====== Record extracts

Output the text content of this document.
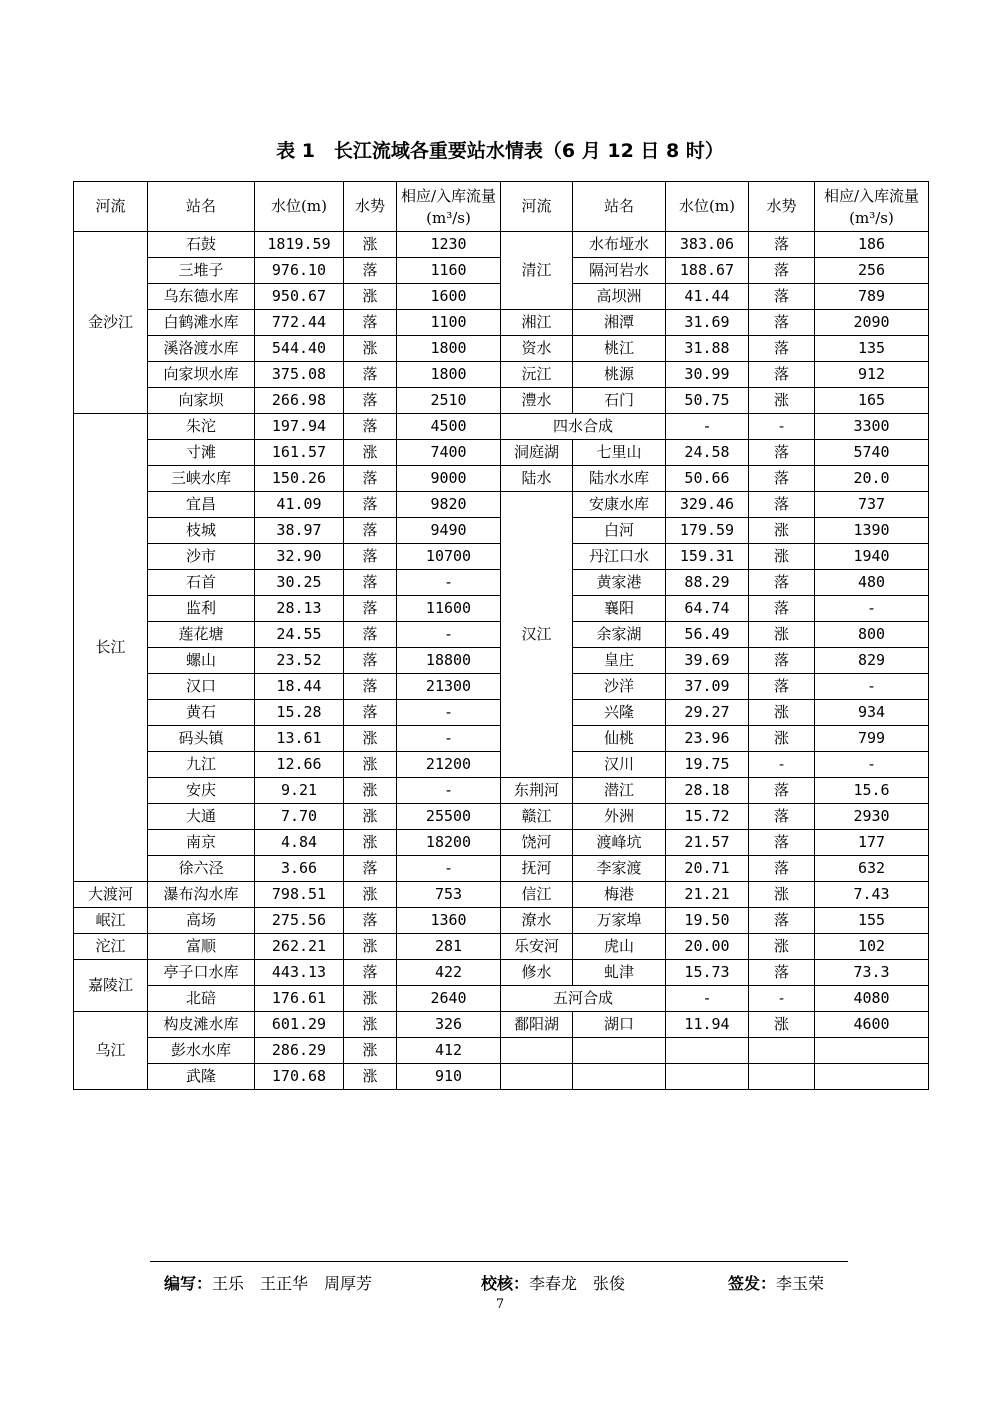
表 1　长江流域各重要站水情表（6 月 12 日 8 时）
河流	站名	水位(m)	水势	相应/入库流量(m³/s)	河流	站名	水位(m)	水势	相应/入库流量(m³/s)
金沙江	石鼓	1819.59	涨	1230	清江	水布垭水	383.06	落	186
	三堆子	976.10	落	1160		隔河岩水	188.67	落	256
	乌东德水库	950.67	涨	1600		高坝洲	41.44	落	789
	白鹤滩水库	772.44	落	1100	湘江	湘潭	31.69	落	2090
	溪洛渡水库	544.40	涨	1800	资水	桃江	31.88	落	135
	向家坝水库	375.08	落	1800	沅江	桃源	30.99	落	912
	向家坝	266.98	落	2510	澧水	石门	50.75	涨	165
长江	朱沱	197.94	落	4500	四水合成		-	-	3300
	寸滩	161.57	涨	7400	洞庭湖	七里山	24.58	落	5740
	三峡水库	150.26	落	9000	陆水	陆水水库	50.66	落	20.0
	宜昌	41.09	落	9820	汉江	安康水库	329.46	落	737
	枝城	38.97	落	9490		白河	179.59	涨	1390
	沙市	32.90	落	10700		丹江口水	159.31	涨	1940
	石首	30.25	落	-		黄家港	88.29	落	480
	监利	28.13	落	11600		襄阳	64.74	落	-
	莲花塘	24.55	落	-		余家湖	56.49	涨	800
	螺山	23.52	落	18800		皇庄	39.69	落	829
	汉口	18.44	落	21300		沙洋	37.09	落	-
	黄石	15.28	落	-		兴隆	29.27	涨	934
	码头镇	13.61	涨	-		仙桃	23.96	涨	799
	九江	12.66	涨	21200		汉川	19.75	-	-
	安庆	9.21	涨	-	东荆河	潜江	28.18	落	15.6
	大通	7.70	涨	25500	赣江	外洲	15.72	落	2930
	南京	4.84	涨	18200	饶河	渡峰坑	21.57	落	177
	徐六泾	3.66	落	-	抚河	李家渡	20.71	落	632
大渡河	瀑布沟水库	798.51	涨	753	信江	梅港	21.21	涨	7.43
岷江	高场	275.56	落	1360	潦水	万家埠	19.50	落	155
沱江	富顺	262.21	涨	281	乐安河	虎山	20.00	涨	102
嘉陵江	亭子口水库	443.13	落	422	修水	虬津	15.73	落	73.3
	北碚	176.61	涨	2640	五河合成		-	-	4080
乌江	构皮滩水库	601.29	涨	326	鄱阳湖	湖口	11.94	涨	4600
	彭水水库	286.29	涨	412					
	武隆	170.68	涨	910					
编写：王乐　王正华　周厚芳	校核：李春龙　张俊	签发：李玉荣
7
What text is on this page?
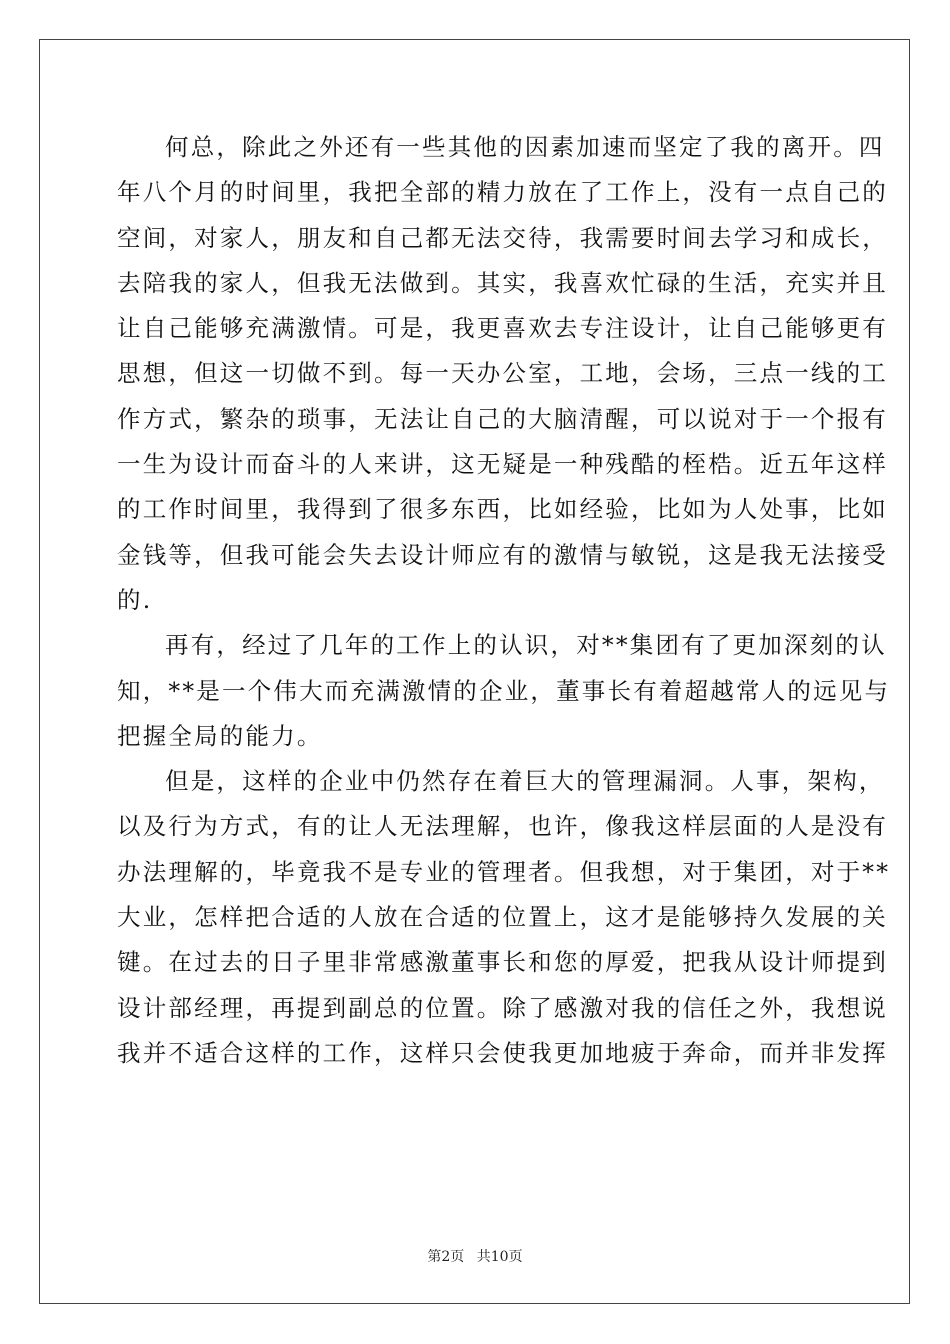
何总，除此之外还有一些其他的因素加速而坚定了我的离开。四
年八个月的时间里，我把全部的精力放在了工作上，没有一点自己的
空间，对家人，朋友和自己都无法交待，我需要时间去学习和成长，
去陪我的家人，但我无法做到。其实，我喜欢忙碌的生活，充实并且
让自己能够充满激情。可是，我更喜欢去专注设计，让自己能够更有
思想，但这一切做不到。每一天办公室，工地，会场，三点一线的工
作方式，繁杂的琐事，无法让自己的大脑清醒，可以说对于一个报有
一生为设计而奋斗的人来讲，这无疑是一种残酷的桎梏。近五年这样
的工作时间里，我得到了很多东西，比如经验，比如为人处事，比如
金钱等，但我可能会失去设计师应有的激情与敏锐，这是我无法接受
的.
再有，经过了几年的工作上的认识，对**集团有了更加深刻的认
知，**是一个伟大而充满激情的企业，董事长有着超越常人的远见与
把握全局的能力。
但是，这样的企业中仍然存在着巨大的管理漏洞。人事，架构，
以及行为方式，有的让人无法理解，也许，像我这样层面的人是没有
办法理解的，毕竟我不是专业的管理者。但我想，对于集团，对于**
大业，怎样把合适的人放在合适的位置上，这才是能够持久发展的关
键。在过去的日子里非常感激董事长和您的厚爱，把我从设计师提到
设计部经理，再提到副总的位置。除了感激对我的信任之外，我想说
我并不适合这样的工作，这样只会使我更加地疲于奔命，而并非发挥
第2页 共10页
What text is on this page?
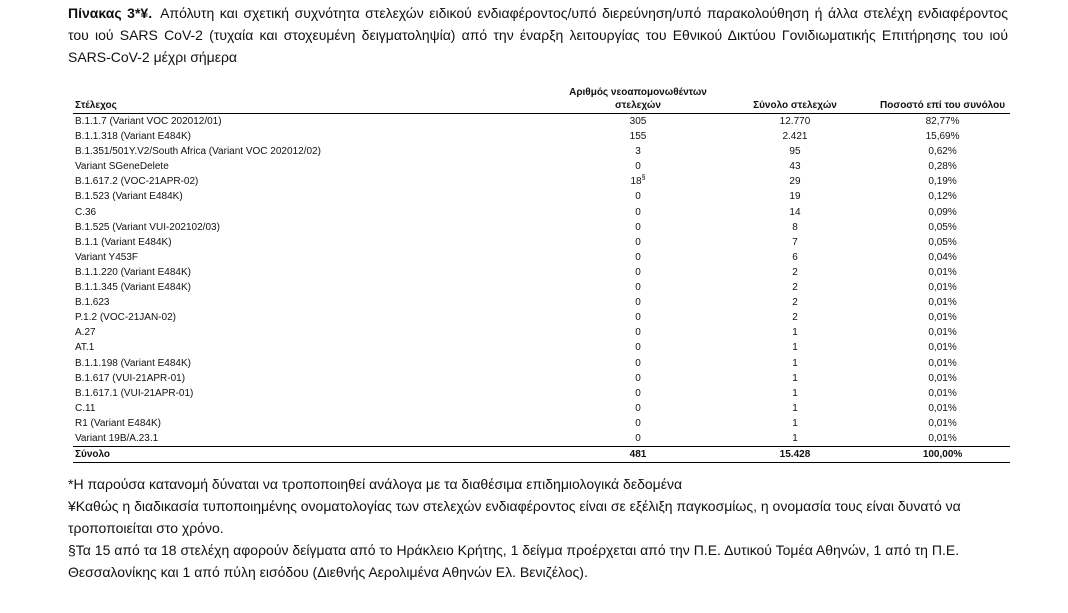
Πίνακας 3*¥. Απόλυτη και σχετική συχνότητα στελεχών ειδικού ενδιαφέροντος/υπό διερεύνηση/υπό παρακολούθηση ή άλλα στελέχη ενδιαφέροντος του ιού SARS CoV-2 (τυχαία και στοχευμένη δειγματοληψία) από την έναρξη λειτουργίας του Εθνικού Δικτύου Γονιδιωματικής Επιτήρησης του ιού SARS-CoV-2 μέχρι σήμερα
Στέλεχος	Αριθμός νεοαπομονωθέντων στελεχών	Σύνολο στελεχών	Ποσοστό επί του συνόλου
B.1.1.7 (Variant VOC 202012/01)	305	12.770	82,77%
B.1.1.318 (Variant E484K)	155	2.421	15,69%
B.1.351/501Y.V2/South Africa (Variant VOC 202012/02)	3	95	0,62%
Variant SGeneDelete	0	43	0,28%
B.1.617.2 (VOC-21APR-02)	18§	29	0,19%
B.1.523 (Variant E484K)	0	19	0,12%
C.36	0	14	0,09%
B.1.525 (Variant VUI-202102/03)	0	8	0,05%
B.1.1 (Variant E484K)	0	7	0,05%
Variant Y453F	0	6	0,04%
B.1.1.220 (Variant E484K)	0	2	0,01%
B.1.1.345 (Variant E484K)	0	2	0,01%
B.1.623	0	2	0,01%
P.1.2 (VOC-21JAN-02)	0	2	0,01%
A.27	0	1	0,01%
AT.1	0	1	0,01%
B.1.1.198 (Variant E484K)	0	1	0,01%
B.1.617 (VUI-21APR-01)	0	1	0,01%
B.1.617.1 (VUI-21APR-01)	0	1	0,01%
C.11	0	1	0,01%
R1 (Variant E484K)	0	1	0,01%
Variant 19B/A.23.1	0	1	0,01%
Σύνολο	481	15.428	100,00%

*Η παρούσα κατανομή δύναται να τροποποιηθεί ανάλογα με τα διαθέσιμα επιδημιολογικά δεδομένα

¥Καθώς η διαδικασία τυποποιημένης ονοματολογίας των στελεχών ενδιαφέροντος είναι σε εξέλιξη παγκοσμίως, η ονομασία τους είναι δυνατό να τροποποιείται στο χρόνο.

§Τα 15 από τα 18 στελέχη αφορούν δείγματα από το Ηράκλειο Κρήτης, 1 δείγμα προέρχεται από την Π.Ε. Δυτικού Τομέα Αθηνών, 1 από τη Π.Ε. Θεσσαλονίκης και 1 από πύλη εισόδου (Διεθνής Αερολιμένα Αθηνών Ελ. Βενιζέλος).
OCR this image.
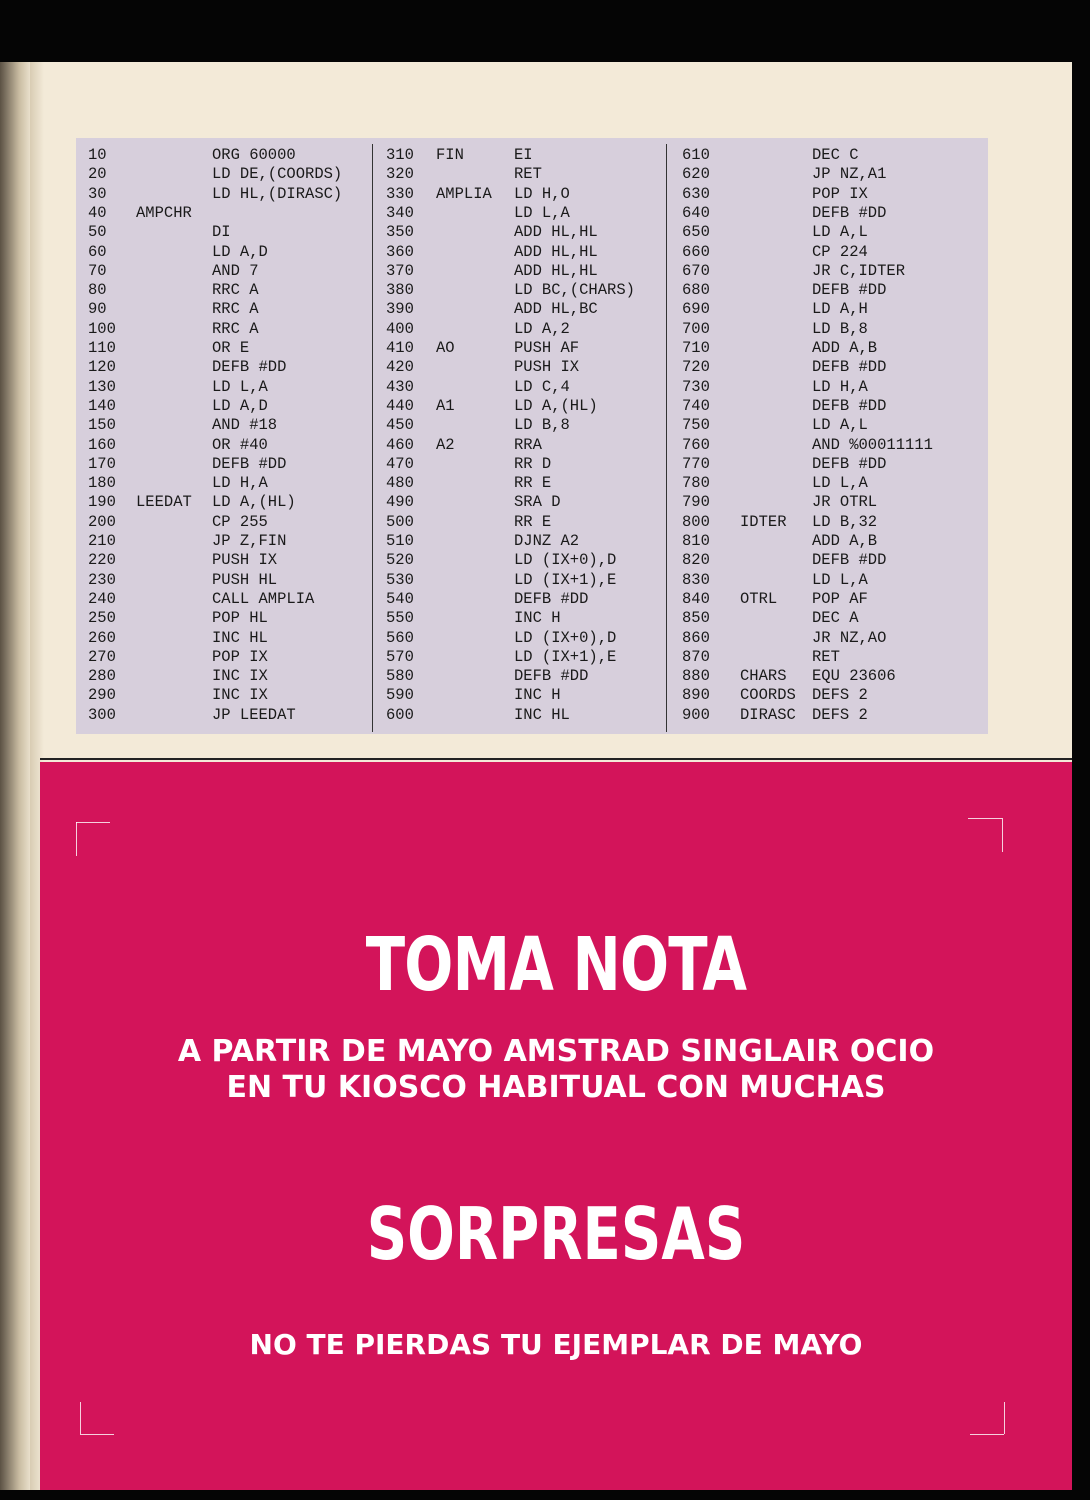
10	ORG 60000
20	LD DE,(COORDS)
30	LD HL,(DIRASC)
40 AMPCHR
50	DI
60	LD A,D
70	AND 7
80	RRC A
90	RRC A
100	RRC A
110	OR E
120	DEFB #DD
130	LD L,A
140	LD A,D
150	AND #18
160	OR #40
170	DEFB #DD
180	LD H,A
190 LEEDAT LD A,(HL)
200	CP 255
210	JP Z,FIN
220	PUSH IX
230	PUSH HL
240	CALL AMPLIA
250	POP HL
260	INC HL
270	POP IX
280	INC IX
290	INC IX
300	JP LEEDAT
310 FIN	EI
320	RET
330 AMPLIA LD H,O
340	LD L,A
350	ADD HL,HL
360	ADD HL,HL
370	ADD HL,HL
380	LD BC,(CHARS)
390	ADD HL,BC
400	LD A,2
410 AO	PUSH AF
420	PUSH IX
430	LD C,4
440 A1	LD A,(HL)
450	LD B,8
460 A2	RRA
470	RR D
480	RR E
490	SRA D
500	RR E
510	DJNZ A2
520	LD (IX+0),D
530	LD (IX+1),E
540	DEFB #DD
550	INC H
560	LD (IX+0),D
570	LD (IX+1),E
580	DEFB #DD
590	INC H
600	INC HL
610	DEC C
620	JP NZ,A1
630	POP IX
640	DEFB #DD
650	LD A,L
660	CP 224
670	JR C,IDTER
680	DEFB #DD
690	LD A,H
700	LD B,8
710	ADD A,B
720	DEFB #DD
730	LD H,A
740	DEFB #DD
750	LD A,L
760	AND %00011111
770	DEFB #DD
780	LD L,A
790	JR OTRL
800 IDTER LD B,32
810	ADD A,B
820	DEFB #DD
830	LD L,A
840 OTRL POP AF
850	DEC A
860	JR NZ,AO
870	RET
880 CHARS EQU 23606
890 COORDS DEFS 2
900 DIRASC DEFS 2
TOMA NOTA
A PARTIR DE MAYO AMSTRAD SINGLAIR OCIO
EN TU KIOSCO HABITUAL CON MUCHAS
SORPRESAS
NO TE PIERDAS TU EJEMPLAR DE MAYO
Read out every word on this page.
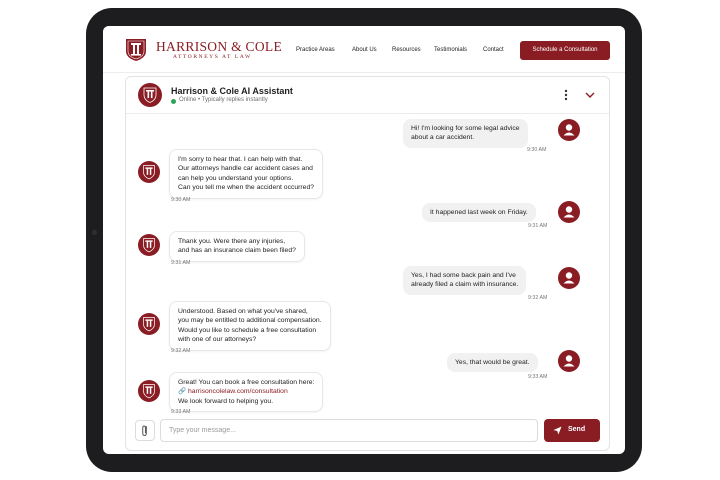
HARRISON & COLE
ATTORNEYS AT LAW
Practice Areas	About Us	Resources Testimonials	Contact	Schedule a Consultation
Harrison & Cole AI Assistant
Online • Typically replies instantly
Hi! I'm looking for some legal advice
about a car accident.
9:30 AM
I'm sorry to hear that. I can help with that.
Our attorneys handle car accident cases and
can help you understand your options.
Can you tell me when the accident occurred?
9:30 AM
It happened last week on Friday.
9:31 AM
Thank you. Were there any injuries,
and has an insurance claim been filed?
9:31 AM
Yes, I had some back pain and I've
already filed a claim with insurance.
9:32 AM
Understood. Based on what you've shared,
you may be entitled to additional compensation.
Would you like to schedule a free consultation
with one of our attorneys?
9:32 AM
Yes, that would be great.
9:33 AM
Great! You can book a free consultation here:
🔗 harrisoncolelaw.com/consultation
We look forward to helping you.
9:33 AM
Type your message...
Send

============

* **Task objective**
Your task is to gather all lines from the entries above that hold the word "filed".

* **Task answer**
and has an insurance claim been filed?
already filed a claim with insurance.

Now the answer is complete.